─── EXCERPTED PASSAGE

Welcome back, View fans. Here's a look at some of my morning reading. Once again the financial news media is looking more like a police blotter.

Yesterday it was mortgage bonds, today it's Madoff

The New York Times reports that federal authorities are preparing to take action in a criminal investigation of JPMorgan Case & Co., "suspecting that the bank turned a blind eye to Bernard L. Madoff's Ponzi scheme." This, coming shortly after a tentative $13 billion settlement between the bank and various government agencies over sales of defective mortgage-backed securities. A deferred-prosecution agreement in the Madoff matter is possible, according to the newspaper. Brace yourself for another round of loony-tunes diatribes from Wall Street cheerleaders decrying how unfair all of this.

Plus, lots more mortgage-bond probes still left to go

The Financial Times reports at least nine other large banks face Justice Department investigations into their sales of mortgage-backed securities, as part of the same task-force effort that led to JPMorgan's $13 billion accord: Bank of America, Citigroup, Credit Suisse, Deutsche Bank, Goldman Sachs, Morgan Stanley, Royal Bank of Scotland, UBS and Wells Fargo. So pretty much all the big ones. (Congratulations to Barclays and everyone else that managed to stay off the list.)

Baidu selling wealth-managemen t products? Seriously?

This story is just bizarre. Beijing-based Caixin Online reports that Baidu, which is China's version of Google, said it plans to introduce a wealth-management product that would have an 8 percent annual yield and would let investors withdraw money from their account at any time. But then the company deleted the post that contained the guarantee. A Baidu spokesman was quoted as saying the post was removed because "it fell out of line with financial regulations." Sure, this is China. But why is a search-engine operator with a $54 billion stock-market value even thinking about getting into a business like that?

──────
─── DATA ENTRIES

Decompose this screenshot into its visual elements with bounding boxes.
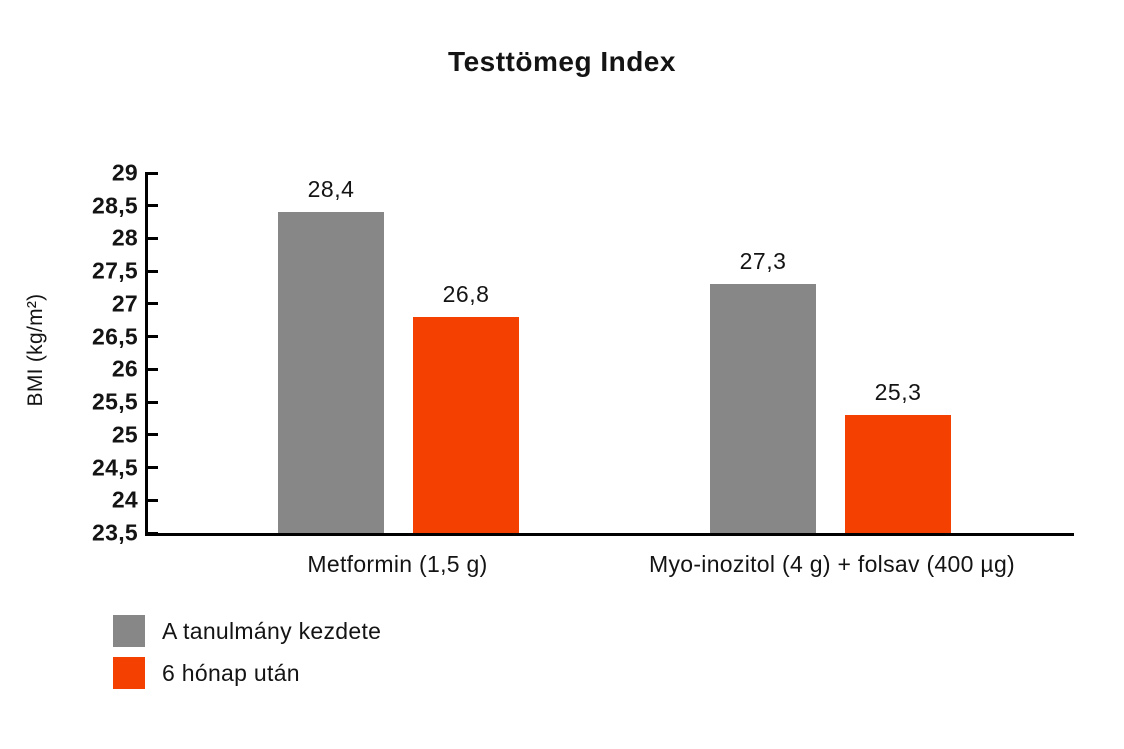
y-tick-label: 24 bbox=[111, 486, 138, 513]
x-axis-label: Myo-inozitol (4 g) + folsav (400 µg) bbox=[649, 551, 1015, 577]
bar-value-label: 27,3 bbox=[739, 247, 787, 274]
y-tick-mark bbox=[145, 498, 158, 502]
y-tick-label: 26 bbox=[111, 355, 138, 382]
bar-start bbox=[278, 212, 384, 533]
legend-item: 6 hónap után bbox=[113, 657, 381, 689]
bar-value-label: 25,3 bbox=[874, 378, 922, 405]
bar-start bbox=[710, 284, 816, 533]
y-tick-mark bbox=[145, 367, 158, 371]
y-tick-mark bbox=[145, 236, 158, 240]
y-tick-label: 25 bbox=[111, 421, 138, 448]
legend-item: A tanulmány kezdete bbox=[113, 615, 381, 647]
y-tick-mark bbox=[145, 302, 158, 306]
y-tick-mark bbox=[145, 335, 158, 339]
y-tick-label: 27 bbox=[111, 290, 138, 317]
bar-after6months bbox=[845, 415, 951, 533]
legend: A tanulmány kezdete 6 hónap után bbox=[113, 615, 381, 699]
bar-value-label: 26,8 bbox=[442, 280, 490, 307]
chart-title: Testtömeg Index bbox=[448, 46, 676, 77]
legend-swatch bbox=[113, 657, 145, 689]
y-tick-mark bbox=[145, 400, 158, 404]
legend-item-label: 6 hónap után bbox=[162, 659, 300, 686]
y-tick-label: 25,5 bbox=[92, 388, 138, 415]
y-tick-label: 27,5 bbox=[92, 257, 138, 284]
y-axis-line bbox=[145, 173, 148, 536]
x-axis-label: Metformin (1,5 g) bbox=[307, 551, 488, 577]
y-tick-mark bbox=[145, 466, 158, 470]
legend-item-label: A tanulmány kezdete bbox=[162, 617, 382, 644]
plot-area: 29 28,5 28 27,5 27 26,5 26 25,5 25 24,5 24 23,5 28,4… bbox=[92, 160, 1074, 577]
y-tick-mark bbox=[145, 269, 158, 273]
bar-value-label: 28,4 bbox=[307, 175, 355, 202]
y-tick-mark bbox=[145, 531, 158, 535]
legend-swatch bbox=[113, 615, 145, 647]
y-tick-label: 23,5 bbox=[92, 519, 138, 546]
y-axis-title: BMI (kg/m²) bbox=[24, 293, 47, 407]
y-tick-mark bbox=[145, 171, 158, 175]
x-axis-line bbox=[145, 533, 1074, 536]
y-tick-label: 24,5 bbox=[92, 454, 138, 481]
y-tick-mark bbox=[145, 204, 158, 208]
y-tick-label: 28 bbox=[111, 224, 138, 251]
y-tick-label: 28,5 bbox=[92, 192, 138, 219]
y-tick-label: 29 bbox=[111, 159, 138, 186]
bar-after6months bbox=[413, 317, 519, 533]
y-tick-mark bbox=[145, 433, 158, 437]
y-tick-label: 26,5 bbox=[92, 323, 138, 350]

──────
─── DATA ENTRIES

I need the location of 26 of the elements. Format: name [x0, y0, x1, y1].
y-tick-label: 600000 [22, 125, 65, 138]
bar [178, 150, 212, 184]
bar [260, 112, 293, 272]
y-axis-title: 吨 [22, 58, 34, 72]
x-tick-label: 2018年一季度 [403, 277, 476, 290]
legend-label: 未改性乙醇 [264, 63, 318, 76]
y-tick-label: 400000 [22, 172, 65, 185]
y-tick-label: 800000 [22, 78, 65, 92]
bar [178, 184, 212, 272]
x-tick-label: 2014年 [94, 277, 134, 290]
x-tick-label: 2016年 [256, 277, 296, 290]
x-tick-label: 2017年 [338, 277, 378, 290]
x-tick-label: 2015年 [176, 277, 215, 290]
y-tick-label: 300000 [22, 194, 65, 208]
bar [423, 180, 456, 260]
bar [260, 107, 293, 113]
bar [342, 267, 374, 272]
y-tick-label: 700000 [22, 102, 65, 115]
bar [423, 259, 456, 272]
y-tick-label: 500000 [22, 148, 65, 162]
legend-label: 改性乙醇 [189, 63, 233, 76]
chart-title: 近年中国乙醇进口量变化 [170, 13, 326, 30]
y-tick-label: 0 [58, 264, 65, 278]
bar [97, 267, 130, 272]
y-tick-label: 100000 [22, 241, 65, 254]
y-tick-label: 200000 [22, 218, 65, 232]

──────
─── DATA ENTRIES

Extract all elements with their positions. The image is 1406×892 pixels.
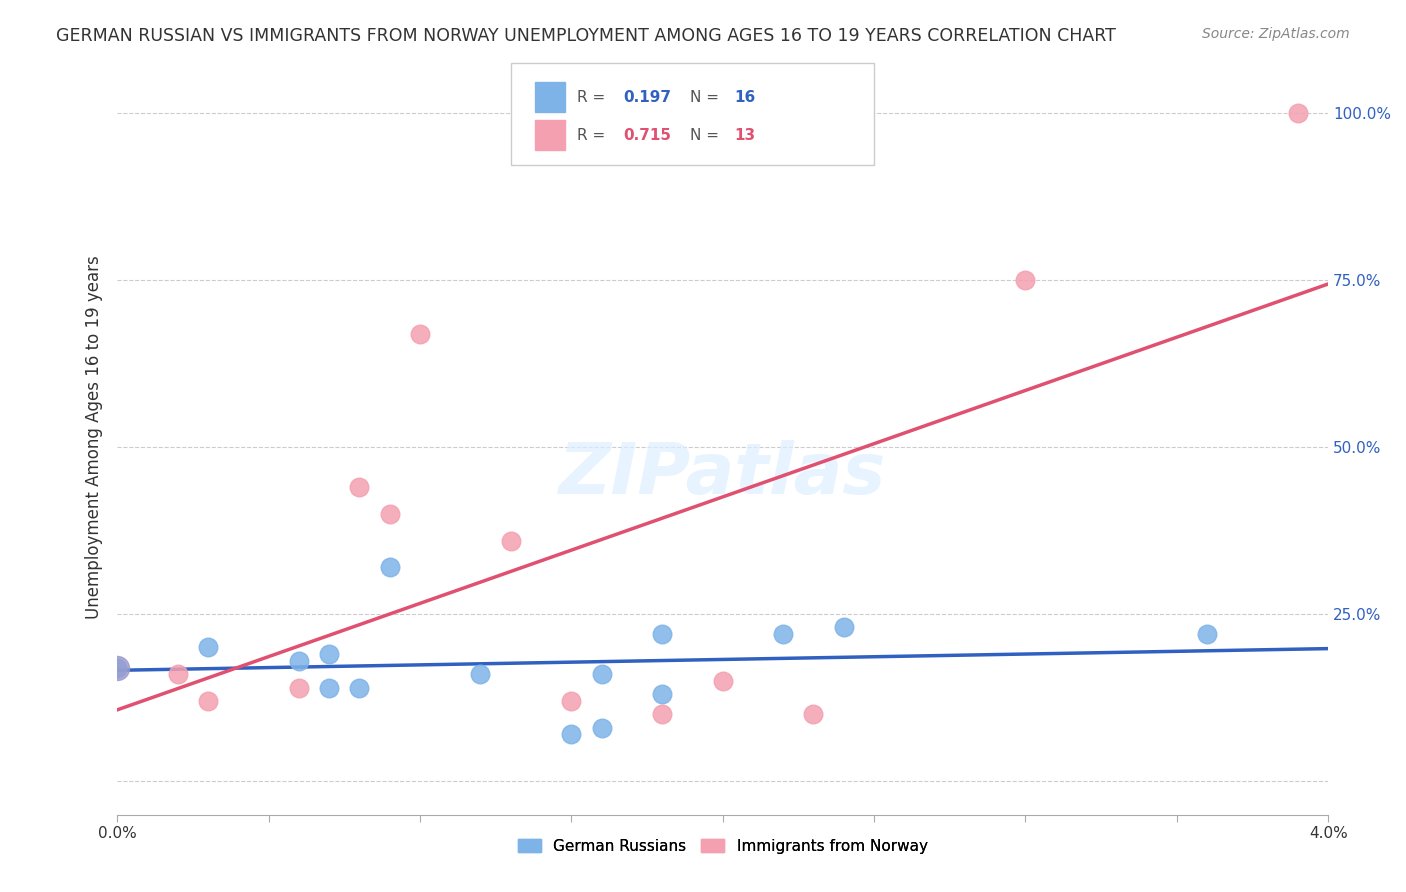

──────

WHAT THE EXERCISE ASKS - From the financial news roundup above, return the passage starting at "Plus, lots more" and ending at "t products? Seriously?", copied word for word.

SOLUTION TO THIS EXERCISE -
Plus, lots more mortgage-bond probes still left to go

The Financial Times reports at least nine other large banks face Justice Department investigations into their sales of mortgage-backed securities, as part of the same task-force effort that led to JPMorgan's $13 billion accord: Bank of America, Citigroup, Credit Suisse, Deutsche Bank, Goldman Sachs, Morgan Stanley, Royal Bank of Scotland, UBS and Wells Fargo. So pretty much all the big ones. (Congratulations to Barclays and everyone else that managed to stay off the list.)

Baidu selling wealth-managemen t products? Seriously?